Element and region data:
◆ ◆ ◆

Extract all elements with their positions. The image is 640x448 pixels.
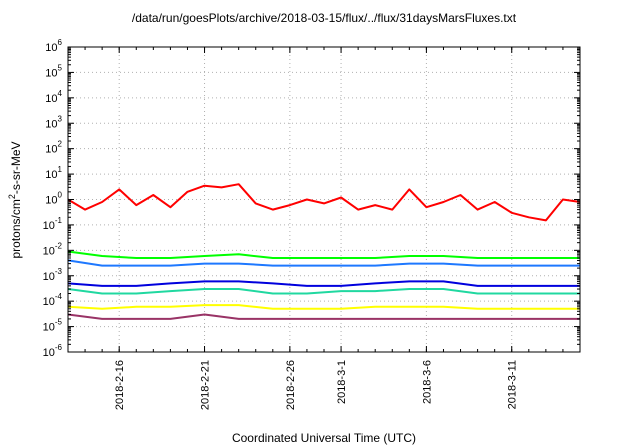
y-tick-label: 102 xyxy=(45,140,62,156)
y-tick-label: 10-3 xyxy=(43,267,63,283)
y-tick-label-base: 10 xyxy=(43,271,55,283)
y-tick-label-exponent: -5 xyxy=(55,318,63,327)
y-axis-label-sup: 2 xyxy=(7,194,17,199)
x-axis-label: Coordinated Universal Time (UTC) xyxy=(232,431,416,445)
y-tick-label-base: 10 xyxy=(45,144,57,156)
x-tick-label: 2018-3-6 xyxy=(421,360,433,404)
y-tick-label-exponent: -6 xyxy=(55,343,63,352)
y-tick-label-base: 10 xyxy=(45,93,57,105)
x-tick-label: 2018-3-1 xyxy=(336,360,348,404)
y-tick-label-base: 10 xyxy=(43,347,55,359)
y-tick-label-base: 10 xyxy=(45,42,57,54)
series-line-2 xyxy=(67,250,580,259)
x-tick-label: 2018-2-26 xyxy=(285,360,297,410)
y-axis-ticks: 10-610-510-410-310-210-11001011021031041… xyxy=(43,38,580,359)
y-tick-label-exponent: 2 xyxy=(58,140,63,149)
y-tick-label-base: 10 xyxy=(45,169,57,181)
y-tick-label-exponent: -2 xyxy=(55,241,63,250)
series-group xyxy=(67,183,581,320)
x-axis-ticks: 2018-2-16 2018-2-21 2018-2-26 2018-3-1 2018-… xyxy=(67,47,581,410)
y-tick-label-base: 10 xyxy=(43,245,55,257)
y-tick-label-exponent: -4 xyxy=(55,292,63,301)
y-tick-label: 101 xyxy=(45,165,62,181)
y-tick-label-base: 10 xyxy=(43,322,55,334)
y-tick-label: 10-2 xyxy=(43,241,63,257)
y-tick-label-exponent: 4 xyxy=(58,89,63,98)
y-tick-label-exponent: 1 xyxy=(58,165,63,174)
y-tick-label: 104 xyxy=(45,89,62,105)
y-tick-label: 10-1 xyxy=(43,216,63,232)
y-tick-label: 10-5 xyxy=(43,318,63,334)
chart-title: /data/run/goesPlots/archive/2018-03-15/f… xyxy=(132,11,517,25)
y-tick-label-base: 10 xyxy=(45,118,57,130)
y-tick-label-base: 10 xyxy=(45,195,57,207)
y-tick-label-exponent: 6 xyxy=(58,38,63,47)
series-line-6 xyxy=(67,304,580,310)
series-line-7 xyxy=(67,313,580,320)
y-tick-label-base: 10 xyxy=(45,67,57,79)
y-tick-label-exponent: -1 xyxy=(55,216,63,225)
y-tick-label: 105 xyxy=(45,63,62,79)
x-tick-label: 2018-3-11 xyxy=(507,360,519,409)
y-axis-label-base: protons/cm xyxy=(9,199,23,258)
x-tick-label: 2018-2-21 xyxy=(200,360,212,410)
y-tick-label-exponent: -3 xyxy=(55,267,63,276)
y-tick-label-exponent: 5 xyxy=(58,63,63,72)
series-line-5 xyxy=(67,288,580,295)
series-line-3 xyxy=(67,259,580,267)
y-tick-label: 100 xyxy=(45,191,62,207)
y-tick-label: 103 xyxy=(45,114,62,130)
series-line-4 xyxy=(67,280,580,287)
y-tick-label-base: 10 xyxy=(43,296,55,308)
y-tick-label: 10-6 xyxy=(43,343,63,359)
grid xyxy=(68,47,580,352)
y-tick-label-exponent: 3 xyxy=(58,114,63,123)
y-tick-label-base: 10 xyxy=(43,220,55,232)
y-axis-label: protons/cm2-s-sr-MeV xyxy=(7,141,23,258)
y-axis-label-rest: -s-sr-MeV xyxy=(9,141,23,194)
y-tick-label: 10-4 xyxy=(43,292,63,308)
series-line-1 xyxy=(67,183,581,222)
y-tick-label: 106 xyxy=(45,38,62,54)
x-tick-label: 2018-2-16 xyxy=(114,360,126,410)
y-tick-label-exponent: 0 xyxy=(58,191,63,200)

◆ ◆ ◆

The problem:
Can you rewrite all the entries with "Coordinated Universal Time" replaced by "Universal Coordinated Time" and everything else left as it is? Omit the pictures from your answer.

Full output:
Extract all elements with their positions. The image is 640x448 pixels.
y-tick-label: 102 xyxy=(45,140,62,156)
y-tick-label: 10-3 xyxy=(43,267,63,283)
y-tick-label-base: 10 xyxy=(43,271,55,283)
y-tick-label-exponent: -5 xyxy=(55,318,63,327)
y-axis-label-sup: 2 xyxy=(7,194,17,199)
x-axis-label: Universal Coordinated Time (UTC) xyxy=(232,431,416,445)
y-tick-label-base: 10 xyxy=(45,144,57,156)
x-tick-label: 2018-3-6 xyxy=(421,360,433,404)
y-tick-label-exponent: -6 xyxy=(55,343,63,352)
y-tick-label-base: 10 xyxy=(45,93,57,105)
x-tick-label: 2018-3-1 xyxy=(336,360,348,404)
y-tick-label-base: 10 xyxy=(43,347,55,359)
y-tick-label-base: 10 xyxy=(45,42,57,54)
series-line-2 xyxy=(67,250,580,259)
x-tick-label: 2018-2-26 xyxy=(285,360,297,410)
y-axis-ticks: 10-610-510-410-310-210-11001011021031041… xyxy=(43,38,580,359)
y-tick-label-exponent: 2 xyxy=(58,140,63,149)
y-tick-label-base: 10 xyxy=(45,169,57,181)
y-tick-label-exponent: -2 xyxy=(55,241,63,250)
series-group xyxy=(67,183,581,320)
x-axis-ticks: 2018-2-16 2018-2-21 2018-2-26 2018-3-1 2018-… xyxy=(67,47,581,410)
y-tick-label-base: 10 xyxy=(43,245,55,257)
y-tick-label-exponent: -4 xyxy=(55,292,63,301)
y-tick-label: 101 xyxy=(45,165,62,181)
y-tick-label-base: 10 xyxy=(43,322,55,334)
y-tick-label: 10-2 xyxy=(43,241,63,257)
y-tick-label-exponent: 4 xyxy=(58,89,63,98)
y-tick-label-exponent: 1 xyxy=(58,165,63,174)
y-tick-label: 104 xyxy=(45,89,62,105)
y-tick-label: 10-1 xyxy=(43,216,63,232)
y-tick-label: 10-5 xyxy=(43,318,63,334)
chart-title: /data/run/goesPlots/archive/2018-03-15/f… xyxy=(132,11,517,25)
y-tick-label-base: 10 xyxy=(45,118,57,130)
y-tick-label-base: 10 xyxy=(45,195,57,207)
y-tick-label-exponent: 6 xyxy=(58,38,63,47)
series-line-6 xyxy=(67,304,580,310)
series-line-7 xyxy=(67,313,580,320)
y-tick-label-base: 10 xyxy=(45,67,57,79)
y-tick-label-exponent: -1 xyxy=(55,216,63,225)
y-tick-label: 105 xyxy=(45,63,62,79)
x-tick-label: 2018-3-11 xyxy=(507,360,519,409)
y-axis-label-base: protons/cm xyxy=(9,199,23,258)
x-tick-label: 2018-2-21 xyxy=(200,360,212,410)
y-tick-label-exponent: -3 xyxy=(55,267,63,276)
y-tick-label-exponent: 5 xyxy=(58,63,63,72)
series-line-5 xyxy=(67,288,580,295)
series-line-3 xyxy=(67,259,580,267)
y-tick-label: 100 xyxy=(45,191,62,207)
y-tick-label: 103 xyxy=(45,114,62,130)
series-line-4 xyxy=(67,280,580,287)
y-tick-label-base: 10 xyxy=(43,296,55,308)
y-tick-label: 10-6 xyxy=(43,343,63,359)
grid xyxy=(68,47,580,352)
y-tick-label-exponent: 3 xyxy=(58,114,63,123)
y-tick-label-base: 10 xyxy=(43,220,55,232)
y-axis-label: protons/cm2-s-sr-MeV xyxy=(7,141,23,258)
y-axis-label-rest: -s-sr-MeV xyxy=(9,141,23,194)
y-tick-label: 10-4 xyxy=(43,292,63,308)
series-line-1 xyxy=(67,183,581,222)
y-tick-label: 106 xyxy=(45,38,62,54)
x-tick-label: 2018-2-16 xyxy=(114,360,126,410)
y-tick-label-exponent: 0 xyxy=(58,191,63,200)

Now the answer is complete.